Records about charts and figures
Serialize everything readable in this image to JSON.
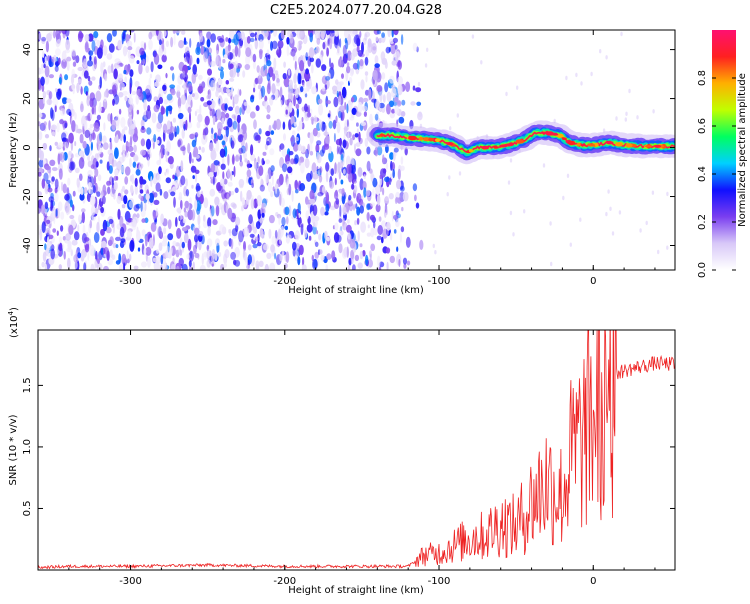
{
  "title": "C2E5.2024.077.20.04.G28",
  "chart_data": [
    {
      "type": "heatmap",
      "xlabel": "Height of straight line (km)",
      "ylabel": "Frequency (Hz)",
      "xlim": [
        -360,
        53
      ],
      "ylim": [
        -50,
        48
      ],
      "xticks": [
        -300,
        -200,
        -100,
        0
      ],
      "xtick_labels": [
        "-300",
        "-200",
        "-100",
        "0"
      ],
      "yticks": [
        -40,
        -20,
        0,
        20,
        40
      ],
      "ytick_labels": [
        "-40",
        "-20",
        "0",
        "20",
        "40"
      ],
      "colorbar": {
        "label": "Normalized spectral amplitude",
        "range": [
          0,
          1
        ],
        "ticks": [
          0.0,
          0.2,
          0.4,
          0.6,
          0.8
        ],
        "tick_labels": [
          "0.0",
          "0.2",
          "0.4",
          "0.6",
          "0.8"
        ],
        "colors": [
          "#ffffff",
          "#d8c8f8",
          "#7a3ef0",
          "#1010ff",
          "#00d0ff",
          "#00ff60",
          "#c0ff00",
          "#ffb000",
          "#ff2020",
          "#ff1070"
        ]
      },
      "noise_region": {
        "x_range": [
          -360,
          -123
        ],
        "level": 0.15
      },
      "tone_track": {
        "x": [
          -140,
          -130,
          -120,
          -110,
          -100,
          -90,
          -82,
          -75,
          -65,
          -55,
          -45,
          -38,
          -30,
          -22,
          -15,
          -8,
          0,
          10,
          20,
          35,
          53
        ],
        "y": [
          5,
          5,
          4,
          3.5,
          3,
          1,
          -2,
          0,
          0,
          1,
          3,
          6,
          6,
          5,
          2,
          1,
          1,
          2,
          1,
          0.5,
          0.5
        ],
        "peak_amplitude": 0.95
      }
    },
    {
      "type": "line",
      "xlabel": "Height of straight line (km)",
      "ylabel": "SNR (10 * v/v)",
      "yscale_label": "(x10",
      "yscale_exponent": "4",
      "xlim": [
        -360,
        53
      ],
      "ylim": [
        0,
        1.95
      ],
      "xticks": [
        -300,
        -200,
        -100,
        0
      ],
      "xtick_labels": [
        "-300",
        "-200",
        "-100",
        "0"
      ],
      "yticks": [
        0.5,
        1.0,
        1.5
      ],
      "ytick_labels": [
        "0.5",
        "1.0",
        "1.5"
      ],
      "color": "#ee2222",
      "series": [
        {
          "x": [
            -360,
            -340,
            -300,
            -250,
            -200,
            -150,
            -120,
            -110,
            -100,
            -90,
            -80,
            -70,
            -60,
            -50,
            -40,
            -30,
            -20,
            -15,
            -10,
            -5,
            0,
            5,
            10,
            15,
            20,
            30,
            40,
            53
          ],
          "y": [
            0.02,
            0.03,
            0.03,
            0.04,
            0.03,
            0.03,
            0.03,
            0.12,
            0.14,
            0.2,
            0.26,
            0.28,
            0.38,
            0.35,
            0.55,
            0.72,
            0.6,
            0.9,
            1.0,
            1.1,
            1.25,
            1.35,
            1.45,
            1.6,
            1.62,
            1.65,
            1.68,
            1.67
          ]
        }
      ]
    }
  ]
}
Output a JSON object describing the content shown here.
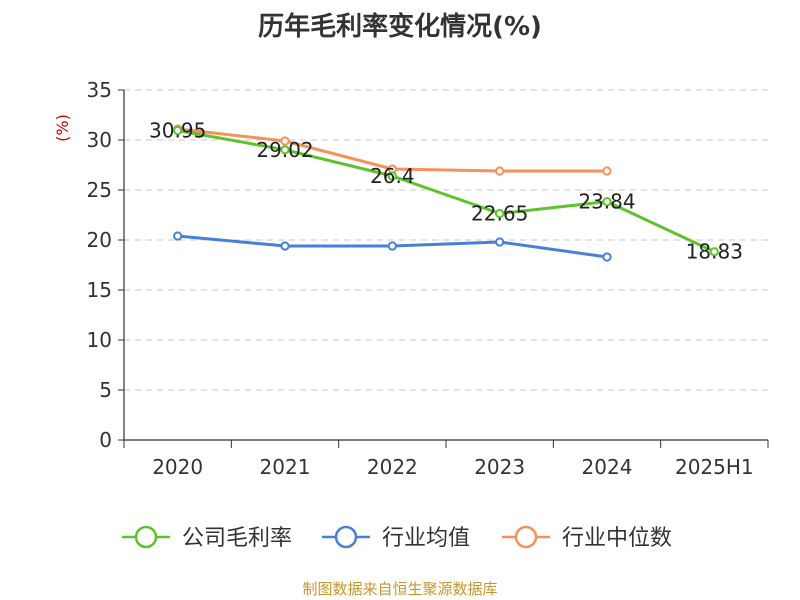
{
  "title": "历年毛利率变化情况(%)",
  "source": "制图数据来自恒生聚源数据库",
  "unit_label": "(%)",
  "chart_data": {
    "type": "line",
    "title": "历年毛利率变化情况(%)",
    "xlabel": "",
    "ylabel": "(%)",
    "categories": [
      "2020",
      "2021",
      "2022",
      "2023",
      "2024",
      "2025H1"
    ],
    "ylim": [
      0,
      35
    ],
    "yticks": [
      0,
      5,
      10,
      15,
      20,
      25,
      30,
      35
    ],
    "grid": true,
    "legend_position": "bottom",
    "series": [
      {
        "name": "公司毛利率",
        "color": "#5ec22d",
        "values": [
          30.95,
          29.02,
          26.4,
          22.65,
          23.84,
          18.83
        ],
        "labels": [
          "30.95",
          "29.02",
          "26.4",
          "22.65",
          "23.84",
          "18.83"
        ]
      },
      {
        "name": "行业均值",
        "color": "#4a7fd9",
        "values": [
          20.4,
          19.4,
          19.4,
          19.8,
          18.3,
          null
        ]
      },
      {
        "name": "行业中位数",
        "color": "#f5915a",
        "values": [
          31.1,
          29.9,
          27.1,
          26.9,
          26.9,
          null
        ]
      }
    ]
  }
}
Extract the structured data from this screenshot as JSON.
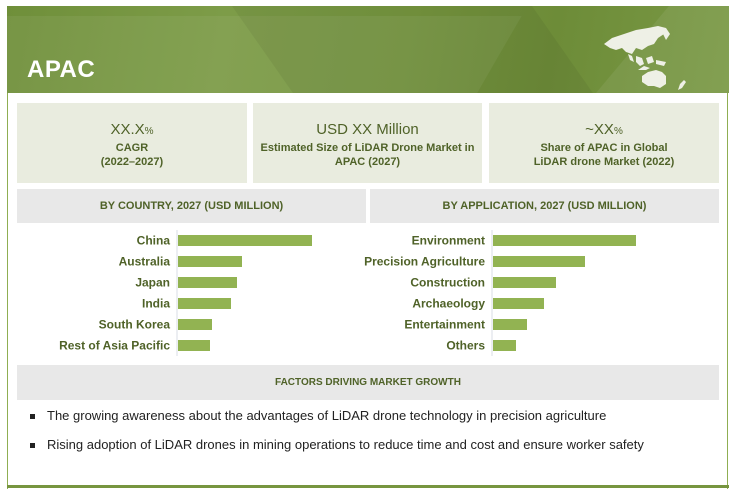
{
  "header": {
    "title": "APAC",
    "map_icon": "asia-pacific-map-icon"
  },
  "kpis": [
    {
      "value": "XX.X",
      "unit": "%",
      "line1": "CAGR",
      "line2": "(2022–2027)"
    },
    {
      "value": "USD XX Million",
      "unit": "",
      "line1": "Estimated Size of LiDAR Drone Market in",
      "line2": "APAC (2027)"
    },
    {
      "value": "~XX",
      "unit": "%",
      "line1": "Share of APAC in Global",
      "line2": "LiDAR drone Market (2022)"
    }
  ],
  "colors": {
    "brand_green": "#77953f",
    "bar_green": "#92b352",
    "text_green": "#4f6228",
    "panel_bg": "#e9ecdf",
    "section_bg": "#e8e8e8"
  },
  "chart_data": [
    {
      "type": "bar",
      "orientation": "horizontal",
      "title": "BY COUNTRY, 2027 (USD MILLION)",
      "categories": [
        "China",
        "Australia",
        "Japan",
        "India",
        "South Korea",
        "Rest of Asia Pacific"
      ],
      "values": [
        134,
        64,
        59,
        53,
        34,
        32
      ],
      "value_note": "relative bar lengths; no numeric labels shown",
      "xlabel": "",
      "ylabel": "",
      "xlim": [
        0,
        134
      ],
      "grid": false,
      "legend": "none"
    },
    {
      "type": "bar",
      "orientation": "horizontal",
      "title": "BY APPLICATION, 2027 (USD MILLION)",
      "categories": [
        "Environment",
        "Precision Agriculture",
        "Construction",
        "Archaeology",
        "Entertainment",
        "Others"
      ],
      "values": [
        143,
        92,
        63,
        51,
        34,
        23
      ],
      "value_note": "relative bar lengths; no numeric labels shown",
      "xlabel": "",
      "ylabel": "",
      "xlim": [
        0,
        143
      ],
      "grid": false,
      "legend": "none"
    }
  ],
  "factors": {
    "title": "FACTORS DRIVING MARKET GROWTH",
    "items": [
      "The growing awareness about the advantages of LiDAR drone technology in  precision agriculture",
      "Rising adoption of LiDAR drones in mining operations to reduce time and cost and ensure worker safety"
    ]
  }
}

* **YOUR OBJECTIVE**:
All of the data above should be transcribed verbatim, with pictures omitted.

* **OUTPUT FOR THIS TASK**:
Serialize everything readable in this image to JSON.
{
  "title": "C2E5.2024.077.20.04.G28",
  "chart_data": [
    {
      "type": "heatmap",
      "xlabel": "Height of straight line (km)",
      "ylabel": "Frequency (Hz)",
      "xlim": [
        -360,
        53
      ],
      "ylim": [
        -50,
        48
      ],
      "xticks": [
        -300,
        -200,
        -100,
        0
      ],
      "xtick_labels": [
        "-300",
        "-200",
        "-100",
        "0"
      ],
      "yticks": [
        -40,
        -20,
        0,
        20,
        40
      ],
      "ytick_labels": [
        "-40",
        "-20",
        "0",
        "20",
        "40"
      ],
      "colorbar": {
        "label": "Normalized spectral amplitude",
        "range": [
          0,
          1
        ],
        "ticks": [
          0.0,
          0.2,
          0.4,
          0.6,
          0.8
        ],
        "tick_labels": [
          "0.0",
          "0.2",
          "0.4",
          "0.6",
          "0.8"
        ],
        "colors": [
          "#ffffff",
          "#d8c8f8",
          "#7a3ef0",
          "#1010ff",
          "#00d0ff",
          "#00ff60",
          "#c0ff00",
          "#ffb000",
          "#ff2020",
          "#ff1070"
        ]
      },
      "noise_region": {
        "x_range": [
          -360,
          -123
        ],
        "level": 0.15
      },
      "tone_track": {
        "x": [
          -140,
          -130,
          -120,
          -110,
          -100,
          -90,
          -82,
          -75,
          -65,
          -55,
          -45,
          -38,
          -30,
          -22,
          -15,
          -8,
          0,
          10,
          20,
          35,
          53
        ],
        "y": [
          5,
          5,
          4,
          3.5,
          3,
          1,
          -2,
          0,
          0,
          1,
          3,
          6,
          6,
          5,
          2,
          1,
          1,
          2,
          1,
          0.5,
          0.5
        ],
        "peak_amplitude": 0.95
      }
    },
    {
      "type": "line",
      "xlabel": "Height of straight line (km)",
      "ylabel": "SNR (10 * v/v)",
      "yscale_label": "(x10",
      "yscale_exponent": "4",
      "xlim": [
        -360,
        53
      ],
      "ylim": [
        0,
        1.95
      ],
      "xticks": [
        -300,
        -200,
        -100,
        0
      ],
      "xtick_labels": [
        "-300",
        "-200",
        "-100",
        "0"
      ],
      "yticks": [
        0.5,
        1.0,
        1.5
      ],
      "ytick_labels": [
        "0.5",
        "1.0",
        "1.5"
      ],
      "color": "#ee2222",
      "series": [
        {
          "x": [
            -360,
            -340,
            -300,
            -250,
            -200,
            -150,
            -120,
            -110,
            -100,
            -90,
            -80,
            -70,
            -60,
            -50,
            -40,
            -30,
            -20,
            -15,
            -10,
            -5,
            0,
            5,
            10,
            15,
            20,
            30,
            40,
            53
          ],
          "y": [
            0.02,
            0.03,
            0.03,
            0.04,
            0.03,
            0.03,
            0.03,
            0.12,
            0.14,
            0.2,
            0.26,
            0.28,
            0.38,
            0.35,
            0.55,
            0.72,
            0.6,
            0.9,
            1.0,
            1.1,
            1.25,
            1.35,
            1.45,
            1.6,
            1.62,
            1.65,
            1.68,
            1.67
          ]
        }
      ]
    }
  ]
}
Output a JSON object describing the content shown here.
{
  "title": "历年毛利率变化情况(%)",
  "source": "制图数据来自恒生聚源数据库",
  "unit_label": "(%)",
  "chart_data": {
    "type": "line",
    "title": "历年毛利率变化情况(%)",
    "xlabel": "",
    "ylabel": "(%)",
    "categories": [
      "2020",
      "2021",
      "2022",
      "2023",
      "2024",
      "2025H1"
    ],
    "ylim": [
      0,
      35
    ],
    "yticks": [
      0,
      5,
      10,
      15,
      20,
      25,
      30,
      35
    ],
    "grid": true,
    "legend_position": "bottom",
    "series": [
      {
        "name": "公司毛利率",
        "color": "#5ec22d",
        "values": [
          30.95,
          29.02,
          26.4,
          22.65,
          23.84,
          18.83
        ],
        "labels": [
          "30.95",
          "29.02",
          "26.4",
          "22.65",
          "23.84",
          "18.83"
        ]
      },
      {
        "name": "行业均值",
        "color": "#4a7fd9",
        "values": [
          20.4,
          19.4,
          19.4,
          19.8,
          18.3,
          null
        ]
      },
      {
        "name": "行业中位数",
        "color": "#f5915a",
        "values": [
          31.1,
          29.9,
          27.1,
          26.9,
          26.9,
          null
        ]
      }
    ]
  }
}
Extract the structured data from this screenshot as JSON.
{
  "header": {
    "title": "APAC",
    "map_icon": "asia-pacific-map-icon"
  },
  "kpis": [
    {
      "value": "XX.X",
      "unit": "%",
      "line1": "CAGR",
      "line2": "(2022–2027)"
    },
    {
      "value": "USD XX Million",
      "unit": "",
      "line1": "Estimated Size of LiDAR Drone Market in",
      "line2": "APAC (2027)"
    },
    {
      "value": "~XX",
      "unit": "%",
      "line1": "Share of APAC in Global",
      "line2": "LiDAR drone Market (2022)"
    }
  ],
  "colors": {
    "brand_green": "#77953f",
    "bar_green": "#92b352",
    "text_green": "#4f6228",
    "panel_bg": "#e9ecdf",
    "section_bg": "#e8e8e8"
  },
  "chart_data": [
    {
      "type": "bar",
      "orientation": "horizontal",
      "title": "BY COUNTRY, 2027 (USD MILLION)",
      "categories": [
        "China",
        "Australia",
        "Japan",
        "India",
        "South Korea",
        "Rest of Asia Pacific"
      ],
      "values": [
        134,
        64,
        59,
        53,
        34,
        32
      ],
      "value_note": "relative bar lengths; no numeric labels shown",
      "xlabel": "",
      "ylabel": "",
      "xlim": [
        0,
        134
      ],
      "grid": false,
      "legend": "none"
    },
    {
      "type": "bar",
      "orientation": "horizontal",
      "title": "BY APPLICATION, 2027 (USD MILLION)",
      "categories": [
        "Environment",
        "Precision Agriculture",
        "Construction",
        "Archaeology",
        "Entertainment",
        "Others"
      ],
      "values": [
        143,
        92,
        63,
        51,
        34,
        23
      ],
      "value_note": "relative bar lengths; no numeric labels shown",
      "xlabel": "",
      "ylabel": "",
      "xlim": [
        0,
        143
      ],
      "grid": false,
      "legend": "none"
    }
  ],
  "factors": {
    "title": "FACTORS DRIVING MARKET GROWTH",
    "items": [
      "The growing awareness about the advantages of LiDAR drone technology in  precision agriculture",
      "Rising adoption of LiDAR drones in mining operations to reduce time and cost and ensure worker safety"
    ]
  }
}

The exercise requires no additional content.